┌──

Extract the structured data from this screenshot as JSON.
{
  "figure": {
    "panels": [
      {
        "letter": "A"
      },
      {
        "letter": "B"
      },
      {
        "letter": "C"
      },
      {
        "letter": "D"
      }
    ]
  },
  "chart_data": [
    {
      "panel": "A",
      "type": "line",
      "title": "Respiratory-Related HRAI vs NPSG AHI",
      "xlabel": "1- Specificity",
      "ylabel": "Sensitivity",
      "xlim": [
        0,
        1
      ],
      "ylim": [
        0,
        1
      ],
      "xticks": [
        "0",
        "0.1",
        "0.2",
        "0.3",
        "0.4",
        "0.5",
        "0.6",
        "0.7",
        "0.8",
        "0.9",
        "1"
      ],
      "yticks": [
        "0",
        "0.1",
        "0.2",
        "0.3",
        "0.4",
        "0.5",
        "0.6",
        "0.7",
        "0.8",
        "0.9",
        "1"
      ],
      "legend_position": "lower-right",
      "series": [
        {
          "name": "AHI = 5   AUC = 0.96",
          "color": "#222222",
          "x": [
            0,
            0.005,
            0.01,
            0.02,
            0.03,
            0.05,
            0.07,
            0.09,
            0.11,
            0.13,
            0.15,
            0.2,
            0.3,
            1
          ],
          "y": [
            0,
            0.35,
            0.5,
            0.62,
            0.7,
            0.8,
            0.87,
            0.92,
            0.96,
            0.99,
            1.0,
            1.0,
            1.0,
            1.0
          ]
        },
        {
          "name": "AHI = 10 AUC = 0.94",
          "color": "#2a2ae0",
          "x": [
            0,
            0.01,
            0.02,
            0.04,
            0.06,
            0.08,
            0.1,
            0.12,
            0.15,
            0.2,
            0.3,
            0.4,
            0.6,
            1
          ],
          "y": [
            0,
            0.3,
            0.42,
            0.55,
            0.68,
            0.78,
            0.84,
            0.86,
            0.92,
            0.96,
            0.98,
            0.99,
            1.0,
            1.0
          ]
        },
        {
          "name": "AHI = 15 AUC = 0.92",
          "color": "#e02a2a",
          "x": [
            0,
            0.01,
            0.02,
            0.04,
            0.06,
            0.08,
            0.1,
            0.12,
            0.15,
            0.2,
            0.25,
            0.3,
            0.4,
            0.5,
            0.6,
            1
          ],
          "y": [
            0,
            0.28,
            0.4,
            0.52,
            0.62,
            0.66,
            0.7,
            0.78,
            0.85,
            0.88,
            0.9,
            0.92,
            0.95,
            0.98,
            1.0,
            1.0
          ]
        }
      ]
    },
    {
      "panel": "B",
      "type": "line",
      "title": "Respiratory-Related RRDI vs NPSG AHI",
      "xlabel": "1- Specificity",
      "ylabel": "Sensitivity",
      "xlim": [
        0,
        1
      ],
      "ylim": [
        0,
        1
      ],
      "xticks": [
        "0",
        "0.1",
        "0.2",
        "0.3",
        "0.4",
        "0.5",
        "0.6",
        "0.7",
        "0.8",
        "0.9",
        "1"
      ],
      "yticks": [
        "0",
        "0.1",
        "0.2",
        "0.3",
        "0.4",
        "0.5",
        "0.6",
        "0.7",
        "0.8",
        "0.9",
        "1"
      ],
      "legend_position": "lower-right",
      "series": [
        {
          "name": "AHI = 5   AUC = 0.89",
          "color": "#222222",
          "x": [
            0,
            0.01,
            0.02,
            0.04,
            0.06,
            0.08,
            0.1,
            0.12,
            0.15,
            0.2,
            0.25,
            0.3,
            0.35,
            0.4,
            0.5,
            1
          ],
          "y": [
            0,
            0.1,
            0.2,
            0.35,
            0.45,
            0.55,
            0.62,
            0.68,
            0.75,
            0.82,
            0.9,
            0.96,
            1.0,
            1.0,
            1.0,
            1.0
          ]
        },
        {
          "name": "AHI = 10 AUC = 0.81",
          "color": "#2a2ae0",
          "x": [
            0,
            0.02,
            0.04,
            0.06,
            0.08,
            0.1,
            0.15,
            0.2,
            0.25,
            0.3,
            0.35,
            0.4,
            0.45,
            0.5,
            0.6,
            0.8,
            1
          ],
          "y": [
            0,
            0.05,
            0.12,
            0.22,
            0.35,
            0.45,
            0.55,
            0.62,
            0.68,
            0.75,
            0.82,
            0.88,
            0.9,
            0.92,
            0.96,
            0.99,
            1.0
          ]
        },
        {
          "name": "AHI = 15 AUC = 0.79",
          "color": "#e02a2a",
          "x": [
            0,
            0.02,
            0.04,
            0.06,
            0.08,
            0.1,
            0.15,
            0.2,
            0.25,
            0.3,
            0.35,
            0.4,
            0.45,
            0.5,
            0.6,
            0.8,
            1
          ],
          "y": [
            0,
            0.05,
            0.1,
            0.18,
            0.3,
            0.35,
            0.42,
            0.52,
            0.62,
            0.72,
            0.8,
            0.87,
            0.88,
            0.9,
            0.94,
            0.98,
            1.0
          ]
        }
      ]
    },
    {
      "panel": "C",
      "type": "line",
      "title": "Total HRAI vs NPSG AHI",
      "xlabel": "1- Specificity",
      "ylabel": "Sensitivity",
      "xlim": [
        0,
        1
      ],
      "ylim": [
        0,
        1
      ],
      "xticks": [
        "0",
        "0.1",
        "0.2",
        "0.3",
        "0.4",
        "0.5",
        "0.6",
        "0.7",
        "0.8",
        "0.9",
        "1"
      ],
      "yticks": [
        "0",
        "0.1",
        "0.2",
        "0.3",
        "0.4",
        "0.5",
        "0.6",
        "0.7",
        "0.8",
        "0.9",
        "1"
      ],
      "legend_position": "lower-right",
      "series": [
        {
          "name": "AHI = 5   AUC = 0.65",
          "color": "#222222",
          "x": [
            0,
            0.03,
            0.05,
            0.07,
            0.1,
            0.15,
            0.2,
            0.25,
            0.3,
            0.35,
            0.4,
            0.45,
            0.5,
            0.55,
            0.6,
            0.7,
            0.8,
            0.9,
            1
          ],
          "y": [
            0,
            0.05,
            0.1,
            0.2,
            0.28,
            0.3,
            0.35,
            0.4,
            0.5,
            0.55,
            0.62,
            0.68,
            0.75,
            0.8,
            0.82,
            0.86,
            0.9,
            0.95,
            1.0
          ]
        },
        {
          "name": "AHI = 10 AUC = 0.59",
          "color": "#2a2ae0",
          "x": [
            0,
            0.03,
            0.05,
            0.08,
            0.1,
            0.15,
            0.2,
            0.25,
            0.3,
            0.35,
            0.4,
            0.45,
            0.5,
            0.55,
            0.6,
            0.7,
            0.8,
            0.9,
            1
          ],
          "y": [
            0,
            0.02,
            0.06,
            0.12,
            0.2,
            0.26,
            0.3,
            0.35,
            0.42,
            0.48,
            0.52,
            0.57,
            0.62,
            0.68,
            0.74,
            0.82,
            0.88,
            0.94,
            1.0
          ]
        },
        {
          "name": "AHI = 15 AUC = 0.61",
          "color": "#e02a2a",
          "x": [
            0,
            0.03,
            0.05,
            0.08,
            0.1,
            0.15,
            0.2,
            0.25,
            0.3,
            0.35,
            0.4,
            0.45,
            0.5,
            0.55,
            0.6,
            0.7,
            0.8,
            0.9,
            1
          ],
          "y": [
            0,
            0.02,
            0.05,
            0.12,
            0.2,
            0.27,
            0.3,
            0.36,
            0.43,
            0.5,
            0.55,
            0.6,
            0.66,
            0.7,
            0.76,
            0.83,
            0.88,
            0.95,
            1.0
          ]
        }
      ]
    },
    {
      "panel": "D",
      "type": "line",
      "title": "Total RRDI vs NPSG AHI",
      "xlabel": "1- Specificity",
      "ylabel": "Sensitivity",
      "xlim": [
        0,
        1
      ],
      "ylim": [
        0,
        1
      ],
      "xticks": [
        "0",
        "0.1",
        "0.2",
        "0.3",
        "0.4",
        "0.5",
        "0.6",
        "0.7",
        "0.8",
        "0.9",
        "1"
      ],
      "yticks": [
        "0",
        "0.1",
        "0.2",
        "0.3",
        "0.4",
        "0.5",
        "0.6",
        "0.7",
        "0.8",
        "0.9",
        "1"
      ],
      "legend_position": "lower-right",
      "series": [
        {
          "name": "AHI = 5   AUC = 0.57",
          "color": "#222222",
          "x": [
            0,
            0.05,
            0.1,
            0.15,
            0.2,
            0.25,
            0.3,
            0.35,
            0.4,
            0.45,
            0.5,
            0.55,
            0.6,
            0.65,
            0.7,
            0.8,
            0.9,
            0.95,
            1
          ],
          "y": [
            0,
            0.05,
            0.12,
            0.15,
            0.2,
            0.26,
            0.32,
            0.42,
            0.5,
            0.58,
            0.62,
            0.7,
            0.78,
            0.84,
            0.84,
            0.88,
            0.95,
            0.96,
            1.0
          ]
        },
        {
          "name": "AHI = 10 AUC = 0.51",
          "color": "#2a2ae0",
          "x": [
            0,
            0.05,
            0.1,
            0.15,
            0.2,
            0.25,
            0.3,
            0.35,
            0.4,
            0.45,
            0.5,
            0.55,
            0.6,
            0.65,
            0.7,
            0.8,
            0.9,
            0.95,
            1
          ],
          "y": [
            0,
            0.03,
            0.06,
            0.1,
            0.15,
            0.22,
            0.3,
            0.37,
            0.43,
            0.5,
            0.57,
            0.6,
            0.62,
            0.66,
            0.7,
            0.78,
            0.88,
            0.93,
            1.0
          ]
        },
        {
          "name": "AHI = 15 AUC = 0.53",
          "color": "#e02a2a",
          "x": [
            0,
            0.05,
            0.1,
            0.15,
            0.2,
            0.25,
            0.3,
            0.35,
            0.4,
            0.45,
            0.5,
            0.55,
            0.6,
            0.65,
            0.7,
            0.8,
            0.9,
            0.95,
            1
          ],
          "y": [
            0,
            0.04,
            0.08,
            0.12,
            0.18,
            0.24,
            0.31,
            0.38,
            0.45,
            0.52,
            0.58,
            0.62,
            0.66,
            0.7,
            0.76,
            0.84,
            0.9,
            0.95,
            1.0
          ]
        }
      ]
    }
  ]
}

└──

= REQUIREMENT =
Pull out each line of the records holding the string "name".

= FINISHED TASK =
          "name": "AHI = 5   AUC = 0.96",
          "name": "AHI = 10 AUC = 0.94",
          "name": "AHI = 15 AUC = 0.92",
          "name": "AHI = 5   AUC = 0.89",
          "name": "AHI = 10 AUC = 0.81",
          "name": "AHI = 15 AUC = 0.79",
          "name": "AHI = 5   AUC = 0.65",
          "name": "AHI = 10 AUC = 0.59",
          "name": "AHI = 15 AUC = 0.61",
          "name": "AHI = 5   AUC = 0.57",
          "name": "AHI = 10 AUC = 0.51",
          "name": "AHI = 15 AUC = 0.53",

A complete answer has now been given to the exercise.